[Saved entries]
────────────────────

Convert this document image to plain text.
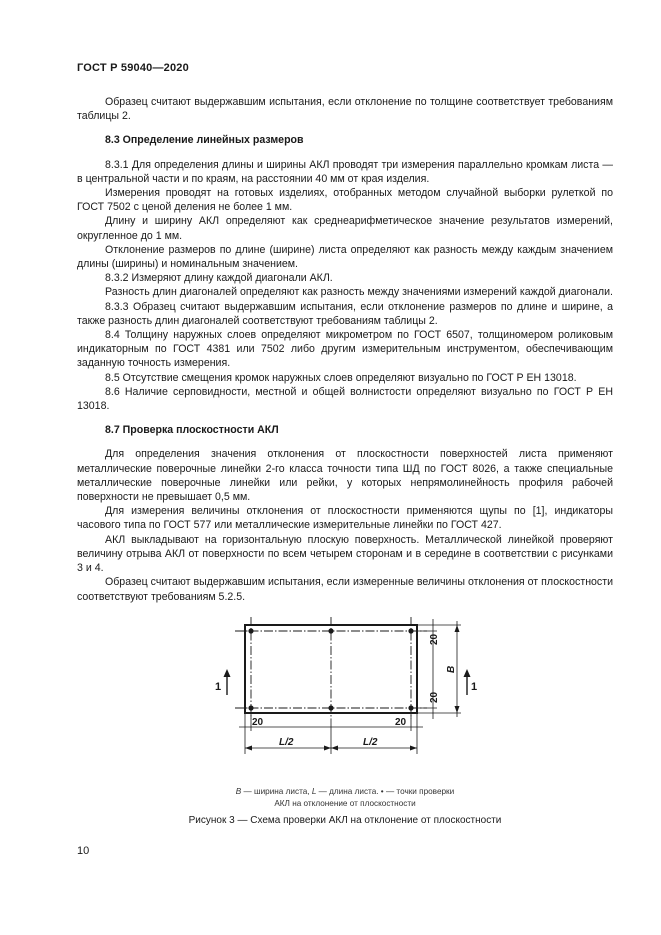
ГОСТ Р 59040—2020

Образец считают выдержавшим испытания, если отклонение по толщине соответствует требованиям таблицы 2.

8.3 Определение линейных размеров

8.3.1 Для определения длины и ширины АКЛ проводят три измерения параллельно кромкам листа — в центральной части и по краям, на расстоянии 40 мм от края изделия.

Измерения проводят на готовых изделиях, отобранных методом случайной выборки рулеткой по ГОСТ 7502 с ценой деления не более 1 мм.

Длину и ширину АКЛ определяют как среднеарифметическое значение результатов измерений, округленное до 1 мм.

Отклонение размеров по длине (ширине) листа определяют как разность между каждым значением длины (ширины) и номинальным значением.

8.3.2 Измеряют длину каждой диагонали АКЛ.

Разность длин диагоналей определяют как разность между значениями измерений каждой диагонали.

8.3.3 Образец считают выдержавшим испытания, если отклонение размеров по длине и ширине, а также разность длин диагоналей соответствуют требованиям таблицы 2.

8.4 Толщину наружных слоев определяют микрометром по ГОСТ 6507, толщиномером роликовым индикаторным по ГОСТ 4381 или 7502 либо другим измерительным инструментом, обеспечивающим заданную точность измерения.

8.5 Отсутствие смещения кромок наружных слоев определяют визуально по ГОСТ Р ЕН 13018.

8.6 Наличие серповидности, местной и общей волнистости определяют визуально по ГОСТ Р ЕН 13018.

8.7 Проверка плоскостности АКЛ

Для определения значения отклонения от плоскостности поверхностей листа применяют металлические поверочные линейки 2-го класса точности типа ШД по ГОСТ 8026, а также специальные металлические поверочные линейки или рейки, у которых непрямолинейность профиля рабочей поверхности не превышает 0,5 мм.

Для измерения величины отклонения от плоскостности применяются щупы по [1], индикаторы часового типа по ГОСТ 577 или металлические измерительные линейки по ГОСТ 427.

АКЛ выкладывают на горизонтальную плоскую поверхность. Металлической линейкой проверяют величину отрыва АКЛ от поверхности по всем четырем сторонам и в середине в соответствии с рисунками 3 и 4.

Образец считают выдержавшим испытания, если измеренные величины отклонения от плоскостности соответствуют требованиям 5.2.5.

20
20
B
20	20
L/2	L/2
1	1
B — ширина листа, L — длина листа. • — точки проверки
АКЛ на отклонение от плоскостности
Рисунок 3 — Схема проверки АКЛ на отклонение от плоскостности
10
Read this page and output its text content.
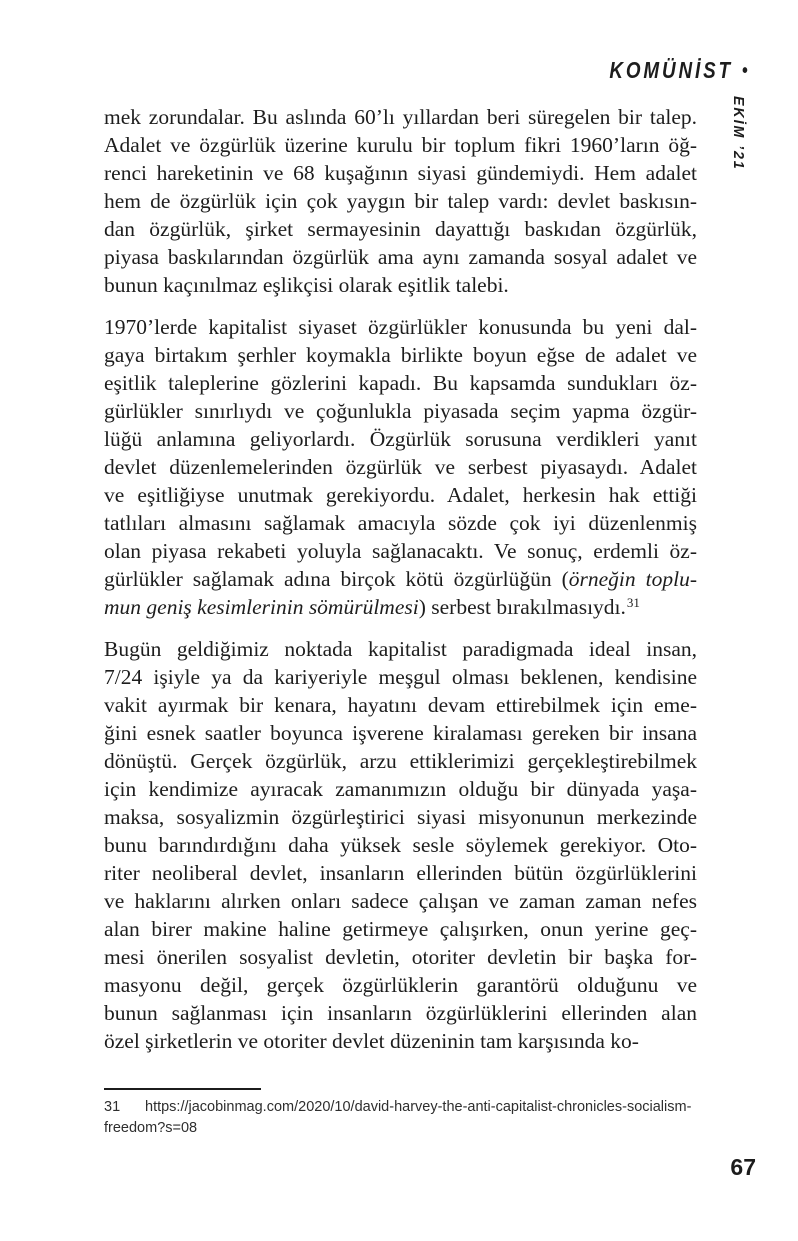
KOMÜNİST •
EKİM ’21
mek zorundalar. Bu aslında 60’lı yıllardan beri süregelen bir talep.
Adalet ve özgürlük üzerine kurulu bir toplum fikri 1960’ların öğ-
renci hareketinin ve 68 kuşağının siyasi gündemiydi. Hem adalet
hem de özgürlük için çok yaygın bir talep vardı: devlet baskısın-
dan özgürlük, şirket sermayesinin dayattığı baskıdan özgürlük,
piyasa baskılarından özgürlük ama aynı zamanda sosyal adalet ve
bunun kaçınılmaz eşlikçisi olarak eşitlik talebi.
1970’lerde kapitalist siyaset özgürlükler konusunda bu yeni dal-
gaya birtakım şerhler koymakla birlikte boyun eğse de adalet ve
eşitlik taleplerine gözlerini kapadı. Bu kapsamda sundukları öz-
gürlükler sınırlıydı ve çoğunlukla piyasada seçim yapma özgür-
lüğü anlamına geliyorlardı. Özgürlük sorusuna verdikleri yanıt
devlet düzenlemelerinden özgürlük ve serbest piyasaydı. Adalet
ve eşitliğiyse unutmak gerekiyordu. Adalet, herkesin hak ettiği
tatlıları almasını sağlamak amacıyla sözde çok iyi düzenlenmiş
olan piyasa rekabeti yoluyla sağlanacaktı. Ve sonuç, erdemli öz-
gürlükler sağlamak adına birçok kötü özgürlüğün (örneğin toplu-
mun geniş kesimlerinin sömürülmesi) serbest bırakılmasıydı.$^{31}$
Bugün geldiğimiz noktada kapitalist paradigmada ideal insan,
7/24 işiyle ya da kariyeriyle meşgul olması beklenen, kendisine
vakit ayırmak bir kenara, hayatını devam ettirebilmek için eme-
ğini esnek saatler boyunca işverene kiralaması gereken bir insana
dönüştü. Gerçek özgürlük, arzu ettiklerimizi gerçekleştirebilmek
için kendimize ayıracak zamanımızın olduğu bir dünyada yaşa-
maksa, sosyalizmin özgürleştirici siyasi misyonunun merkezinde
bunu barındırdığını daha yüksek sesle söylemek gerekiyor. Oto-
riter neoliberal devlet, insanların ellerinden bütün özgürlüklerini
ve haklarını alırken onları sadece çalışan ve zaman zaman nefes
alan birer makine haline getirmeye çalışırken, onun yerine geç-
mesi önerilen sosyalist devletin, otoriter devletin bir başka for-
masyonu değil, gerçek özgürlüklerin garantörü olduğunu ve
bunun sağlanması için insanların özgürlüklerini ellerinden alan
özel şirketlerin ve otoriter devlet düzeninin tam karşısında ko-
31 https://jacobinmag.com/2020/10/david-harvey-the-anti-capitalist-chronicles-socialism-
freedom?s=08
67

────────────────────

In the records shown above, how many lines include the word "поверхности"? Answer with the number only.

Result: 2